| Written exercise |
Output the data below in full, character for character.

Records that describe figures:
━━━━━━━━━━

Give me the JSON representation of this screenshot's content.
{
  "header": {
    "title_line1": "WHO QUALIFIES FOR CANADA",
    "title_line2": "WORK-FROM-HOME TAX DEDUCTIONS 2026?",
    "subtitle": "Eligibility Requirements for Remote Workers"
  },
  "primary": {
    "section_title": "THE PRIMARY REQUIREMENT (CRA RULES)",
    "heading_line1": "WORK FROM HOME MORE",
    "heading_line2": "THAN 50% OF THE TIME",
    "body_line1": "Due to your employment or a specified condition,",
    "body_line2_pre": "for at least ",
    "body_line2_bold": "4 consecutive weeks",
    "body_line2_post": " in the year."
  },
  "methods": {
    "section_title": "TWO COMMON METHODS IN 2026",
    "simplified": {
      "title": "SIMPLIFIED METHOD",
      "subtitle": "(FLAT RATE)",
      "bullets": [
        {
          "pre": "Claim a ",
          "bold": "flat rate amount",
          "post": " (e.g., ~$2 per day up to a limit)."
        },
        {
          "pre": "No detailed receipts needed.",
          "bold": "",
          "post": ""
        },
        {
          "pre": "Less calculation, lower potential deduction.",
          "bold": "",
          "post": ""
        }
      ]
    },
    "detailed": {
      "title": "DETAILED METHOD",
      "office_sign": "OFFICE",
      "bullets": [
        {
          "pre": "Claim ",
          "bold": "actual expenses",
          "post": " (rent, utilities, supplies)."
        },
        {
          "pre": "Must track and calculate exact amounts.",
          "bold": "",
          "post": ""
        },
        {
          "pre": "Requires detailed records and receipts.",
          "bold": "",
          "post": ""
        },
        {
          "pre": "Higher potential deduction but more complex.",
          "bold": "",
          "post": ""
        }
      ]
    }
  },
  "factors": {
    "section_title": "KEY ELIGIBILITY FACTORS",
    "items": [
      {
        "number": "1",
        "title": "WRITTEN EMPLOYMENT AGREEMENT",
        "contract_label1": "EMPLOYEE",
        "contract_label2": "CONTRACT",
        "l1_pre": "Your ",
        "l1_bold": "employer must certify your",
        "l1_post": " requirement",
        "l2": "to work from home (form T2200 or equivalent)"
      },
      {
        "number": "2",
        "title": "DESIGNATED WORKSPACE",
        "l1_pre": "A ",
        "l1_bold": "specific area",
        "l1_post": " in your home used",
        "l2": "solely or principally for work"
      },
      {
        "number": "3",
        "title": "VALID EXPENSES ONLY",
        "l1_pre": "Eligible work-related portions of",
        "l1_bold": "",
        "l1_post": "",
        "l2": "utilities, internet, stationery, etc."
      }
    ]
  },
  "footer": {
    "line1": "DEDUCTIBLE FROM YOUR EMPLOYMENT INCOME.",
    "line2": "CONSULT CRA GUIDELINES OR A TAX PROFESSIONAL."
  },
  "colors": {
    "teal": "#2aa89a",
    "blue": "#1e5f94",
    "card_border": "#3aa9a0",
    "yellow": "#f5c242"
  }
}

━━━━━━━━━━

| Solution |
Give me the JSON representation of this screenshot's content.
{
  "header": {
    "title_line1": "WHO QUALIFIES FOR CANADA",
    "title_line2": "WORK-FROM-HOME TAX DEDUCTIONS 2026?",
    "subtitle": "Eligibility Requirements for Remote Workers"
  },
  "primary": {
    "section_title": "THE PRIMARY REQUIREMENT (CRA RULES)",
    "heading_line1": "WORK FROM HOME MORE",
    "heading_line2": "THAN 50% OF THE TIME",
    "body_line1": "Due to your employment or a specified condition,",
    "body_line2_pre": "for at least ",
    "body_line2_bold": "4 consecutive weeks",
    "body_line2_post": " in the year."
  },
  "methods": {
    "section_title": "TWO COMMON METHODS IN 2026",
    "simplified": {
      "title": "SIMPLIFIED METHOD",
      "subtitle": "(FLAT RATE)",
      "bullets": [
        {
          "pre": "Claim a ",
          "bold": "flat rate amount",
          "post": " (e.g., ~$2 per day up to a limit)."
        },
        {
          "pre": "No detailed receipts needed.",
          "bold": "",
          "post": ""
        },
        {
          "pre": "Less calculation, lower potential deduction.",
          "bold": "",
          "post": ""
        }
      ]
    },
    "detailed": {
      "title": "DETAILED METHOD",
      "office_sign": "OFFICE",
      "bullets": [
        {
          "pre": "Claim ",
          "bold": "actual expenses",
          "post": " (rent, utilities, supplies)."
        },
        {
          "pre": "Must track and calculate exact amounts.",
          "bold": "",
          "post": ""
        },
        {
          "pre": "Requires detailed records and receipts.",
          "bold": "",
          "post": ""
        },
        {
          "pre": "Higher potential deduction but more complex.",
          "bold": "",
          "post": ""
        }
      ]
    }
  },
  "factors": {
    "section_title": "KEY ELIGIBILITY FACTORS",
    "items": [
      {
        "number": "1",
        "title": "WRITTEN EMPLOYMENT AGREEMENT",
        "contract_label1": "EMPLOYEE",
        "contract_label2": "CONTRACT",
        "l1_pre": "Your ",
        "l1_bold": "employer must certify your",
        "l1_post": " requirement",
        "l2": "to work from home (form T2200 or equivalent)"
      },
      {
        "number": "2",
        "title": "DESIGNATED WORKSPACE",
        "l1_pre": "A ",
        "l1_bold": "specific area",
        "l1_post": " in your home used",
        "l2": "solely or principally for work"
      },
      {
        "number": "3",
        "title": "VALID EXPENSES ONLY",
        "l1_pre": "Eligible work-related portions of",
        "l1_bold": "",
        "l1_post": "",
        "l2": "utilities, internet, stationery, etc."
      }
    ]
  },
  "footer": {
    "line1": "DEDUCTIBLE FROM YOUR EMPLOYMENT INCOME.",
    "line2": "CONSULT CRA GUIDELINES OR A TAX PROFESSIONAL."
  },
  "colors": {
    "teal": "#2aa89a",
    "blue": "#1e5f94",
    "card_border": "#3aa9a0",
    "yellow": "#f5c242"
  }
}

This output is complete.